Your instructions – Return all of the entries exactly, with nothing added or left out.

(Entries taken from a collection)
↓
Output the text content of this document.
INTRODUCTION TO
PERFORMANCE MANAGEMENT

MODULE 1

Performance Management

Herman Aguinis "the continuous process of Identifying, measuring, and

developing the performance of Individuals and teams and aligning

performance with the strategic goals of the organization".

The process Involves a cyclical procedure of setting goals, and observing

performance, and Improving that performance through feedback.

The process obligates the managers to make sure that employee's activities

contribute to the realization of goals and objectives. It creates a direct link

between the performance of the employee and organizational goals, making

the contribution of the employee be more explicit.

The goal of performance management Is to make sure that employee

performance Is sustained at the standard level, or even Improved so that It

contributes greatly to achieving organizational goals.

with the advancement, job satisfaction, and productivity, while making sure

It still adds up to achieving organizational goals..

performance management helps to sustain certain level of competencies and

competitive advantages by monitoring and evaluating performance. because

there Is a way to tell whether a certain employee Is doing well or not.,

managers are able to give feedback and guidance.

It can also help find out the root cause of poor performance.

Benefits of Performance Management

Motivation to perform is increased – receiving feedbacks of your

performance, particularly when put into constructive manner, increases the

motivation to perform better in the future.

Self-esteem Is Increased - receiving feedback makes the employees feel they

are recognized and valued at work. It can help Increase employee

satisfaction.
↑
Solution to this task –
Output the text content of this document.
INTRODUCTION TO
PERFORMANCE MANAGEMENT

MODULE 1

Performance Management

Herman Aguinis "the continuous process of Identifying, measuring, and

developing the performance of Individuals and teams and aligning

performance with the strategic goals of the organization".

The process Involves a cyclical procedure of setting goals, and observing

performance, and Improving that performance through feedback.

The process obligates the managers to make sure that employee's activities

contribute to the realization of goals and objectives. It creates a direct link

between the performance of the employee and organizational goals, making

the contribution of the employee be more explicit.

The goal of performance management Is to make sure that employee

performance Is sustained at the standard level, or even Improved so that It

contributes greatly to achieving organizational goals.

with the advancement, job satisfaction, and productivity, while making sure

It still adds up to achieving organizational goals..

performance management helps to sustain certain level of competencies and

competitive advantages by monitoring and evaluating performance. because

there Is a way to tell whether a certain employee Is doing well or not.,

managers are able to give feedback and guidance.

It can also help find out the root cause of poor performance.

Benefits of Performance Management

Motivation to perform is increased – receiving feedbacks of your

performance, particularly when put into constructive manner, increases the

motivation to perform better in the future.

Self-esteem Is Increased - receiving feedback makes the employees feel they

are recognized and valued at work. It can help Increase employee

satisfaction.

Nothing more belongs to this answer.